Lines of data
___

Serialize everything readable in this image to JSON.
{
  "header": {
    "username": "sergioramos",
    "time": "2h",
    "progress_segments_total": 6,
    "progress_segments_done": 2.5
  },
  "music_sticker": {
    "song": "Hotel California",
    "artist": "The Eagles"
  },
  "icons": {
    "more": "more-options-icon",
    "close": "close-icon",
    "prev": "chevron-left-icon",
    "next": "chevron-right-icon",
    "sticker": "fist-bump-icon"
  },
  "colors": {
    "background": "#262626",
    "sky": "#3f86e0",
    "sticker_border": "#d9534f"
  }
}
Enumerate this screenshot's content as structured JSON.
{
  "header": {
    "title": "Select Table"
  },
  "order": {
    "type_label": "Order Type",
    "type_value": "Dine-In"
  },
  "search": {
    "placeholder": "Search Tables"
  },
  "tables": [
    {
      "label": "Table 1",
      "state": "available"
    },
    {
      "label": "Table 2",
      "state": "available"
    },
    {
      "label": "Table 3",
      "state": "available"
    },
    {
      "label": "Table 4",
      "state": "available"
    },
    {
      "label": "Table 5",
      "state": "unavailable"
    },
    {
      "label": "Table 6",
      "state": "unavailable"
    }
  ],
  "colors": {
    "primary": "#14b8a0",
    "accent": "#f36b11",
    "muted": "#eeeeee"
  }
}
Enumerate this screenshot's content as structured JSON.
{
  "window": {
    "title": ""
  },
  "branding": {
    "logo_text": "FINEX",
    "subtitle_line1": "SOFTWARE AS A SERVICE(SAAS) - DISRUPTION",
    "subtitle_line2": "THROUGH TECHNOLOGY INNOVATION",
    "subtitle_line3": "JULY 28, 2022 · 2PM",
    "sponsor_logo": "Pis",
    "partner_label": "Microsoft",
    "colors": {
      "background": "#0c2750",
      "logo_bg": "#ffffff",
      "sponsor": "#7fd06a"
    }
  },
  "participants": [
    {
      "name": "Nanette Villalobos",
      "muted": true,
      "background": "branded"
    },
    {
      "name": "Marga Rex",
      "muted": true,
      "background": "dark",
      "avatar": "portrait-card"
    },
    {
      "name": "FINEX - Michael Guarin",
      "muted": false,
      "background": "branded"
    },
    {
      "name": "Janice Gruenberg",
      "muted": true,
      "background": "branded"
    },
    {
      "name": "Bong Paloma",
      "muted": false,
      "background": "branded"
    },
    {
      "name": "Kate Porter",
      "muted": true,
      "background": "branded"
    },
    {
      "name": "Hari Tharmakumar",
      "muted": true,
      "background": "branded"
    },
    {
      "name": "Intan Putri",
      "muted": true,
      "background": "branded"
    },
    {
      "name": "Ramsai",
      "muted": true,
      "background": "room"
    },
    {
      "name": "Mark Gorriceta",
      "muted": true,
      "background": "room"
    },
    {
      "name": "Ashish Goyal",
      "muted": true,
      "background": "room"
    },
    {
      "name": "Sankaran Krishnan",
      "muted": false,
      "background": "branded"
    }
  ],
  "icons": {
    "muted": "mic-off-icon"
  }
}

___

* _Directive_
Exact copies of all the records are required.

* _Response_
Serialize everything readable in this image to JSON.
{
  "header": {
    "username": "sergioramos",
    "time": "2h",
    "progress_segments_total": 6,
    "progress_segments_done": 2.5
  },
  "music_sticker": {
    "song": "Hotel California",
    "artist": "The Eagles"
  },
  "icons": {
    "more": "more-options-icon",
    "close": "close-icon",
    "prev": "chevron-left-icon",
    "next": "chevron-right-icon",
    "sticker": "fist-bump-icon"
  },
  "colors": {
    "background": "#262626",
    "sky": "#3f86e0",
    "sticker_border": "#d9534f"
  }
}
Enumerate this screenshot's content as structured JSON.
{
  "header": {
    "title": "Select Table"
  },
  "order": {
    "type_label": "Order Type",
    "type_value": "Dine-In"
  },
  "search": {
    "placeholder": "Search Tables"
  },
  "tables": [
    {
      "label": "Table 1",
      "state": "available"
    },
    {
      "label": "Table 2",
      "state": "available"
    },
    {
      "label": "Table 3",
      "state": "available"
    },
    {
      "label": "Table 4",
      "state": "available"
    },
    {
      "label": "Table 5",
      "state": "unavailable"
    },
    {
      "label": "Table 6",
      "state": "unavailable"
    }
  ],
  "colors": {
    "primary": "#14b8a0",
    "accent": "#f36b11",
    "muted": "#eeeeee"
  }
}
Enumerate this screenshot's content as structured JSON.
{
  "window": {
    "title": ""
  },
  "branding": {
    "logo_text": "FINEX",
    "subtitle_line1": "SOFTWARE AS A SERVICE(SAAS) - DISRUPTION",
    "subtitle_line2": "THROUGH TECHNOLOGY INNOVATION",
    "subtitle_line3": "JULY 28, 2022 · 2PM",
    "sponsor_logo": "Pis",
    "partner_label": "Microsoft",
    "colors": {
      "background": "#0c2750",
      "logo_bg": "#ffffff",
      "sponsor": "#7fd06a"
    }
  },
  "participants": [
    {
      "name": "Nanette Villalobos",
      "muted": true,
      "background": "branded"
    },
    {
      "name": "Marga Rex",
      "muted": true,
      "background": "dark",
      "avatar": "portrait-card"
    },
    {
      "name": "FINEX - Michael Guarin",
      "muted": false,
      "background": "branded"
    },
    {
      "name": "Janice Gruenberg",
      "muted": true,
      "background": "branded"
    },
    {
      "name": "Bong Paloma",
      "muted": false,
      "background": "branded"
    },
    {
      "name": "Kate Porter",
      "muted": true,
      "background": "branded"
    },
    {
      "name": "Hari Tharmakumar",
      "muted": true,
      "background": "branded"
    },
    {
      "name": "Intan Putri",
      "muted": true,
      "background": "branded"
    },
    {
      "name": "Ramsai",
      "muted": true,
      "background": "room"
    },
    {
      "name": "Mark Gorriceta",
      "muted": true,
      "background": "room"
    },
    {
      "name": "Ashish Goyal",
      "muted": true,
      "background": "room"
    },
    {
      "name": "Sankaran Krishnan",
      "muted": false,
      "background": "branded"
    }
  ],
  "icons": {
    "muted": "mic-off-icon"
  }
}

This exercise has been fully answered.